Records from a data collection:
— START —

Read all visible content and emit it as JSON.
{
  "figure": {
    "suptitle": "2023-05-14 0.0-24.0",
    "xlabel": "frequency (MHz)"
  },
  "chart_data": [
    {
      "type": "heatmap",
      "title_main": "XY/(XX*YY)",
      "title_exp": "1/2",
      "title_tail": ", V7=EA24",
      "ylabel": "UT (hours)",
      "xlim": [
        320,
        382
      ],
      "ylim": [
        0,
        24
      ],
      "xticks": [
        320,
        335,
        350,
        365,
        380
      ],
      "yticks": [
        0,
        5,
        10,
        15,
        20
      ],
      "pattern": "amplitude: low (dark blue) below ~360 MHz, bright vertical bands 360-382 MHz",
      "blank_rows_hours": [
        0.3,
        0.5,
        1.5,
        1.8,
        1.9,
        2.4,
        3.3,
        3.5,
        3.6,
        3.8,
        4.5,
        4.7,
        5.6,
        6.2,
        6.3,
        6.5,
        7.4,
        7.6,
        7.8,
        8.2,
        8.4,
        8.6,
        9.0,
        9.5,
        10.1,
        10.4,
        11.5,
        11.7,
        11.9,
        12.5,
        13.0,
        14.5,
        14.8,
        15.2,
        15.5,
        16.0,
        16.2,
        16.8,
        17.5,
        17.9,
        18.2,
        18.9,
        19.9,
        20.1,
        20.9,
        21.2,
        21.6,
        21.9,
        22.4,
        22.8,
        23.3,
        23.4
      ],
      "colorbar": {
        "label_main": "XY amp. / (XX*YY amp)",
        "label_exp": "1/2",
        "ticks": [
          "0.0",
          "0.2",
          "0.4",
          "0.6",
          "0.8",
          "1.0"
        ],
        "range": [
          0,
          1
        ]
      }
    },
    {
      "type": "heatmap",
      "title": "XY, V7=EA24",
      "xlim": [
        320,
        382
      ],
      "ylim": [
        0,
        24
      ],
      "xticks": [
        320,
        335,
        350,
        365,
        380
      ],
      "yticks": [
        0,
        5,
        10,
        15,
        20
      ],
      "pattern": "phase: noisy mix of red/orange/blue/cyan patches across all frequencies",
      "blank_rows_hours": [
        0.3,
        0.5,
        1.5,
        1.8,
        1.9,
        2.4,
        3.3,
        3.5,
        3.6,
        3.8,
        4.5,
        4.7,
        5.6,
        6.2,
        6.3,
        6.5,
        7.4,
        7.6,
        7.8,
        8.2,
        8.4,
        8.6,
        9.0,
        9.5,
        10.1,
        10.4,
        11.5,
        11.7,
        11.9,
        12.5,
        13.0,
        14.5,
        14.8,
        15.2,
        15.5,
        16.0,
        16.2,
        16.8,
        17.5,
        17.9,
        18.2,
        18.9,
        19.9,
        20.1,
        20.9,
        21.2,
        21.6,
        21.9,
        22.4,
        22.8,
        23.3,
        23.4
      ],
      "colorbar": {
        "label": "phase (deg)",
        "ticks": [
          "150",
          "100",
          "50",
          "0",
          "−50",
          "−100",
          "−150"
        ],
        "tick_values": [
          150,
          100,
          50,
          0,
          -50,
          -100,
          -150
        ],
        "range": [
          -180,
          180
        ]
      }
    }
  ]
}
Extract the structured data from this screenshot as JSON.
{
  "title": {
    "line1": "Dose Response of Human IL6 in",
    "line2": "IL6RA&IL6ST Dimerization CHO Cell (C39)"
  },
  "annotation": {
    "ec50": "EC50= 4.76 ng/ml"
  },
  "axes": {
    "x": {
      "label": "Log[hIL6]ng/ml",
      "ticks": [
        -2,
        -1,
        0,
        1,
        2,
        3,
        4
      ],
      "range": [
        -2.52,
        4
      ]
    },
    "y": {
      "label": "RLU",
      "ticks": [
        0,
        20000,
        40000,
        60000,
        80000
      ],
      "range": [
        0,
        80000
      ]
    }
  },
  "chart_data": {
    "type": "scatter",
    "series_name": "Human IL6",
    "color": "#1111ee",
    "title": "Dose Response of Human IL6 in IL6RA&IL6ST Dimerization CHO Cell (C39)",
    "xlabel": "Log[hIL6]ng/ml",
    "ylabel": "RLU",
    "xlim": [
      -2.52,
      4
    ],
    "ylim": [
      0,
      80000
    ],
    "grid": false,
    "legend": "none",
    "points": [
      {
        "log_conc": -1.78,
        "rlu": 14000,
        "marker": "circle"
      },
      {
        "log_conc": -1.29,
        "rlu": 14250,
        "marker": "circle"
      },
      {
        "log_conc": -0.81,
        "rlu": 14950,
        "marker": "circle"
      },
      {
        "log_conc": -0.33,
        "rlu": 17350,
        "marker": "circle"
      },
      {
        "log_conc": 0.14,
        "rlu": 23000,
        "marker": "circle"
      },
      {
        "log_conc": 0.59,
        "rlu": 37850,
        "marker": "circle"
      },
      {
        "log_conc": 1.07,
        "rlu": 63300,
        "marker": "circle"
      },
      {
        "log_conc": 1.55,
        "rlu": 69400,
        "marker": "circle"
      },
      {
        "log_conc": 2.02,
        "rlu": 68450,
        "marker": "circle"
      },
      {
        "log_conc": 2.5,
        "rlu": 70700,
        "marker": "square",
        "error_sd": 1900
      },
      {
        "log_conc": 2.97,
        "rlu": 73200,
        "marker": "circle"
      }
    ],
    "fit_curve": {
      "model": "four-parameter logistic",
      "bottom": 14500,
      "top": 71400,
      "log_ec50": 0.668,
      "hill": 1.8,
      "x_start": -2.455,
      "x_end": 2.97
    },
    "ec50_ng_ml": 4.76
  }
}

— END —

WHAT THE EXERCISE ASKS:
Write out every entry again exactly, please, with nothing missing.

SOLUTION:
Read all visible content and emit it as JSON.
{
  "figure": {
    "suptitle": "2023-05-14 0.0-24.0",
    "xlabel": "frequency (MHz)"
  },
  "chart_data": [
    {
      "type": "heatmap",
      "title_main": "XY/(XX*YY)",
      "title_exp": "1/2",
      "title_tail": ", V7=EA24",
      "ylabel": "UT (hours)",
      "xlim": [
        320,
        382
      ],
      "ylim": [
        0,
        24
      ],
      "xticks": [
        320,
        335,
        350,
        365,
        380
      ],
      "yticks": [
        0,
        5,
        10,
        15,
        20
      ],
      "pattern": "amplitude: low (dark blue) below ~360 MHz, bright vertical bands 360-382 MHz",
      "blank_rows_hours": [
        0.3,
        0.5,
        1.5,
        1.8,
        1.9,
        2.4,
        3.3,
        3.5,
        3.6,
        3.8,
        4.5,
        4.7,
        5.6,
        6.2,
        6.3,
        6.5,
        7.4,
        7.6,
        7.8,
        8.2,
        8.4,
        8.6,
        9.0,
        9.5,
        10.1,
        10.4,
        11.5,
        11.7,
        11.9,
        12.5,
        13.0,
        14.5,
        14.8,
        15.2,
        15.5,
        16.0,
        16.2,
        16.8,
        17.5,
        17.9,
        18.2,
        18.9,
        19.9,
        20.1,
        20.9,
        21.2,
        21.6,
        21.9,
        22.4,
        22.8,
        23.3,
        23.4
      ],
      "colorbar": {
        "label_main": "XY amp. / (XX*YY amp)",
        "label_exp": "1/2",
        "ticks": [
          "0.0",
          "0.2",
          "0.4",
          "0.6",
          "0.8",
          "1.0"
        ],
        "range": [
          0,
          1
        ]
      }
    },
    {
      "type": "heatmap",
      "title": "XY, V7=EA24",
      "xlim": [
        320,
        382
      ],
      "ylim": [
        0,
        24
      ],
      "xticks": [
        320,
        335,
        350,
        365,
        380
      ],
      "yticks": [
        0,
        5,
        10,
        15,
        20
      ],
      "pattern": "phase: noisy mix of red/orange/blue/cyan patches across all frequencies",
      "blank_rows_hours": [
        0.3,
        0.5,
        1.5,
        1.8,
        1.9,
        2.4,
        3.3,
        3.5,
        3.6,
        3.8,
        4.5,
        4.7,
        5.6,
        6.2,
        6.3,
        6.5,
        7.4,
        7.6,
        7.8,
        8.2,
        8.4,
        8.6,
        9.0,
        9.5,
        10.1,
        10.4,
        11.5,
        11.7,
        11.9,
        12.5,
        13.0,
        14.5,
        14.8,
        15.2,
        15.5,
        16.0,
        16.2,
        16.8,
        17.5,
        17.9,
        18.2,
        18.9,
        19.9,
        20.1,
        20.9,
        21.2,
        21.6,
        21.9,
        22.4,
        22.8,
        23.3,
        23.4
      ],
      "colorbar": {
        "label": "phase (deg)",
        "ticks": [
          "150",
          "100",
          "50",
          "0",
          "−50",
          "−100",
          "−150"
        ],
        "tick_values": [
          150,
          100,
          50,
          0,
          -50,
          -100,
          -150
        ],
        "range": [
          -180,
          180
        ]
      }
    }
  ]
}
Extract the structured data from this screenshot as JSON.
{
  "title": {
    "line1": "Dose Response of Human IL6 in",
    "line2": "IL6RA&IL6ST Dimerization CHO Cell (C39)"
  },
  "annotation": {
    "ec50": "EC50= 4.76 ng/ml"
  },
  "axes": {
    "x": {
      "label": "Log[hIL6]ng/ml",
      "ticks": [
        -2,
        -1,
        0,
        1,
        2,
        3,
        4
      ],
      "range": [
        -2.52,
        4
      ]
    },
    "y": {
      "label": "RLU",
      "ticks": [
        0,
        20000,
        40000,
        60000,
        80000
      ],
      "range": [
        0,
        80000
      ]
    }
  },
  "chart_data": {
    "type": "scatter",
    "series_name": "Human IL6",
    "color": "#1111ee",
    "title": "Dose Response of Human IL6 in IL6RA&IL6ST Dimerization CHO Cell (C39)",
    "xlabel": "Log[hIL6]ng/ml",
    "ylabel": "RLU",
    "xlim": [
      -2.52,
      4
    ],
    "ylim": [
      0,
      80000
    ],
    "grid": false,
    "legend": "none",
    "points": [
      {
        "log_conc": -1.78,
        "rlu": 14000,
        "marker": "circle"
      },
      {
        "log_conc": -1.29,
        "rlu": 14250,
        "marker": "circle"
      },
      {
        "log_conc": -0.81,
        "rlu": 14950,
        "marker": "circle"
      },
      {
        "log_conc": -0.33,
        "rlu": 17350,
        "marker": "circle"
      },
      {
        "log_conc": 0.14,
        "rlu": 23000,
        "marker": "circle"
      },
      {
        "log_conc": 0.59,
        "rlu": 37850,
        "marker": "circle"
      },
      {
        "log_conc": 1.07,
        "rlu": 63300,
        "marker": "circle"
      },
      {
        "log_conc": 1.55,
        "rlu": 69400,
        "marker": "circle"
      },
      {
        "log_conc": 2.02,
        "rlu": 68450,
        "marker": "circle"
      },
      {
        "log_conc": 2.5,
        "rlu": 70700,
        "marker": "square",
        "error_sd": 1900
      },
      {
        "log_conc": 2.97,
        "rlu": 73200,
        "marker": "circle"
      }
    ],
    "fit_curve": {
      "model": "four-parameter logistic",
      "bottom": 14500,
      "top": 71400,
      "log_ec50": 0.668,
      "hill": 1.8,
      "x_start": -2.455,
      "x_end": 2.97
    },
    "ec50_ng_ml": 4.76
  }
}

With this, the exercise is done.